--- Stated problem ---
State the number of lines below in which the word "ylabel" appears. Nothing else belongs in the answer.

--- Data provided ---
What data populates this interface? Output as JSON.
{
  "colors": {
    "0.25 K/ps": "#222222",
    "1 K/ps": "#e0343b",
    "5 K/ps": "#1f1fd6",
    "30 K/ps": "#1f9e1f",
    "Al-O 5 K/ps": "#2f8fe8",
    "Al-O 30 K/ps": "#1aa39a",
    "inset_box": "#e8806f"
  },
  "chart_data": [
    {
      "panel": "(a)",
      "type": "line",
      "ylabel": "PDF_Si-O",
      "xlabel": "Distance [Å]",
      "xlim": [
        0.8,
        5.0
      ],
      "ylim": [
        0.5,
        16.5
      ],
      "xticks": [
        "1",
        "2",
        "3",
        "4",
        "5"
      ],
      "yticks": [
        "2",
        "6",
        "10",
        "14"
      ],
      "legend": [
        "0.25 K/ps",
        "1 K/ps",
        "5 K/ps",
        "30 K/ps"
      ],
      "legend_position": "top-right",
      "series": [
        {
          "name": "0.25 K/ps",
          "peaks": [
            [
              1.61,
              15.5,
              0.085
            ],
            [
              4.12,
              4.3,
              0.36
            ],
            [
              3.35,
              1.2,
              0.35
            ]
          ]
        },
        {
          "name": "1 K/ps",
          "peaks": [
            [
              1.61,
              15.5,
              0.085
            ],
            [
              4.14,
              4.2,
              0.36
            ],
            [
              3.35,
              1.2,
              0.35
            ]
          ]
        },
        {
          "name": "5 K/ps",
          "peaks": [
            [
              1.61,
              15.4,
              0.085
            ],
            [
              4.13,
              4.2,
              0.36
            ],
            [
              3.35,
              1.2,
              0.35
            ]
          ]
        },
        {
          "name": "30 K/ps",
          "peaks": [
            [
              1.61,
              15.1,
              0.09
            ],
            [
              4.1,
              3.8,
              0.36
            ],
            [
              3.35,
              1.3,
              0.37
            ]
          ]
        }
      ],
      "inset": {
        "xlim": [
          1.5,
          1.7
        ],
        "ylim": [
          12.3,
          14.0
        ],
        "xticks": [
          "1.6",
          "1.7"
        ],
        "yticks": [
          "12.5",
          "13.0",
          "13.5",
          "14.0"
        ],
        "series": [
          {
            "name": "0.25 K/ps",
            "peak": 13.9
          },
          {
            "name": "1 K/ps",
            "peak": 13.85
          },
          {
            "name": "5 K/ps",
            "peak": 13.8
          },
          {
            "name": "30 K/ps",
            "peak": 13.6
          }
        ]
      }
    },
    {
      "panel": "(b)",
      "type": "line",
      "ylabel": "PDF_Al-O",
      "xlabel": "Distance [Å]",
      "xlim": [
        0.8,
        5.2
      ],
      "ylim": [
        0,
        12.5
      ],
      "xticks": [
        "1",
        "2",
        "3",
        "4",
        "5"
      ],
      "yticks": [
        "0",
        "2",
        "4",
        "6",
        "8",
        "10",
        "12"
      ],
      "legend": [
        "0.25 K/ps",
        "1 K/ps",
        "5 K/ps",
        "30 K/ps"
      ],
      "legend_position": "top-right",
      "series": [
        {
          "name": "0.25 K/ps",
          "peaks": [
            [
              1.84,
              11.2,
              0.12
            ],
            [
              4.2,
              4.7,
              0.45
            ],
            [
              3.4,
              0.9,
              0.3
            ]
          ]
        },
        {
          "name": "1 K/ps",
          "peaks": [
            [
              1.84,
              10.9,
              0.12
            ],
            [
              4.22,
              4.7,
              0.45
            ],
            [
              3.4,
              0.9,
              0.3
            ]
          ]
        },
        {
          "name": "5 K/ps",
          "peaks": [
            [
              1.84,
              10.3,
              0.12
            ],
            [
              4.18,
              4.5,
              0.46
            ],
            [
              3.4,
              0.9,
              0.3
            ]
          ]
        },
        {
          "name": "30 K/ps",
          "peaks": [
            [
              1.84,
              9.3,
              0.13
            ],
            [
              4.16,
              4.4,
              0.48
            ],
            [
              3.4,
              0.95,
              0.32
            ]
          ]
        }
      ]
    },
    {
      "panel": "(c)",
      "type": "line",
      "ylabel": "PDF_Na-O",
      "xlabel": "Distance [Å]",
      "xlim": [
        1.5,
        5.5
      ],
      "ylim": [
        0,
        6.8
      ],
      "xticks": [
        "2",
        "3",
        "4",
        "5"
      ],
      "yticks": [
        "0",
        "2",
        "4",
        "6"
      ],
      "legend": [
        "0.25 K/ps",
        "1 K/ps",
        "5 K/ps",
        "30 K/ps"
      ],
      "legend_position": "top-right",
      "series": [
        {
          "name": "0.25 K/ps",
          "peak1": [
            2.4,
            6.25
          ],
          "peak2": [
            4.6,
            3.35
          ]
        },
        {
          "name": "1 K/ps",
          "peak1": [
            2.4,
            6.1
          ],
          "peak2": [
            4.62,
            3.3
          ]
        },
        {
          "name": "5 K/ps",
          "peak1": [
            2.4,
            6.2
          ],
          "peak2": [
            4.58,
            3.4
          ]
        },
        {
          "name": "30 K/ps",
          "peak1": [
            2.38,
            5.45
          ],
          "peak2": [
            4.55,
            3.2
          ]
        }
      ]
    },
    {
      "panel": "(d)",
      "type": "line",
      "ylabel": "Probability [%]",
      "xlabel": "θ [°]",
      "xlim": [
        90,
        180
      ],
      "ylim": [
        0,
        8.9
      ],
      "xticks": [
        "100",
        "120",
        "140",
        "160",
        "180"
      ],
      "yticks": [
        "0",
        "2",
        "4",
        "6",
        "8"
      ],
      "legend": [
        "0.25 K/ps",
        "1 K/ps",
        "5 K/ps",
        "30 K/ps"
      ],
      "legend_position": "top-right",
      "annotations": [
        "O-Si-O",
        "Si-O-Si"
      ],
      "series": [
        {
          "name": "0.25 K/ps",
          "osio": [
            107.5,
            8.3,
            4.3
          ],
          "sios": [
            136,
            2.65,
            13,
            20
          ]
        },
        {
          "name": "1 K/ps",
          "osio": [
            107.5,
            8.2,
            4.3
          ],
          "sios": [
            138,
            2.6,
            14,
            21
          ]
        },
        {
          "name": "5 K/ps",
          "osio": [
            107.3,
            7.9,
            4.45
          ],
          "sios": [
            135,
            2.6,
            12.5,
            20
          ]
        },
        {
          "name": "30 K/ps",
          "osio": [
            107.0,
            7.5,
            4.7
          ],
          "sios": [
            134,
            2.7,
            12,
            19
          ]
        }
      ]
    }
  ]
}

--

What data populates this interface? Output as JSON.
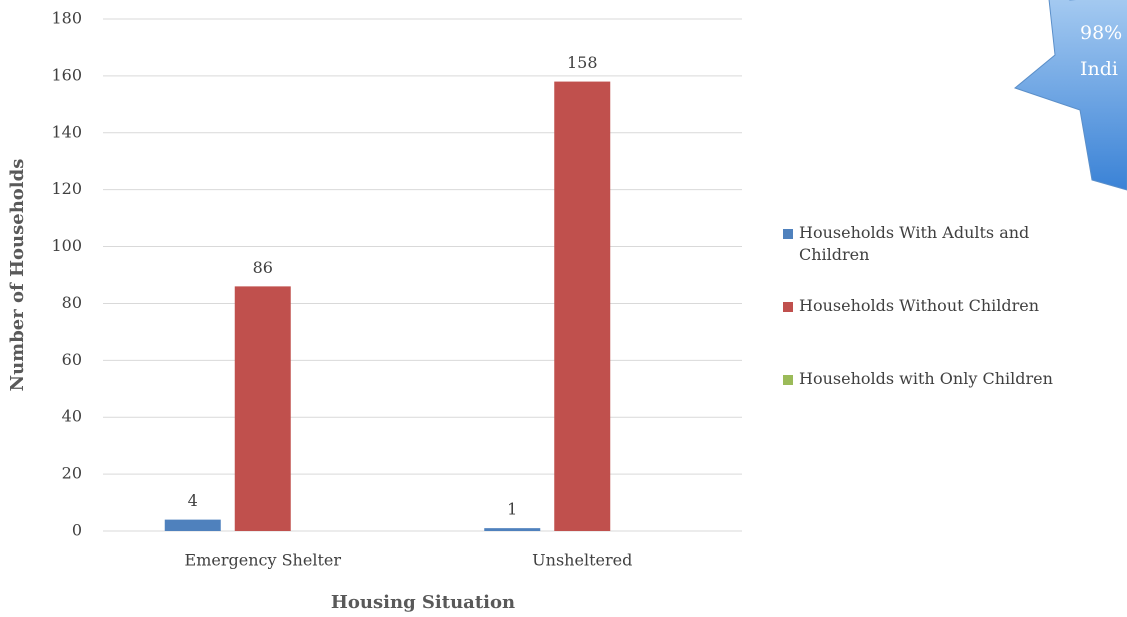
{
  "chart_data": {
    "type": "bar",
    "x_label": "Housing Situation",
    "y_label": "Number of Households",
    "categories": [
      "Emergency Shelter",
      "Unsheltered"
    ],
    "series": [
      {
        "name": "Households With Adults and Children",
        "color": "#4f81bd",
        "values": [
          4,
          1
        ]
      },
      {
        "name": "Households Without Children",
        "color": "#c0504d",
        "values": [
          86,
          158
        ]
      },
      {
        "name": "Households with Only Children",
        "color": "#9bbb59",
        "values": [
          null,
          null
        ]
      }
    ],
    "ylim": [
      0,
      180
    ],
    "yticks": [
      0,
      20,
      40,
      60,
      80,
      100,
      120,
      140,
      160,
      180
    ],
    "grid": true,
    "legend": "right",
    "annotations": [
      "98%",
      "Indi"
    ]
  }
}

--- Solution to this problem ---
4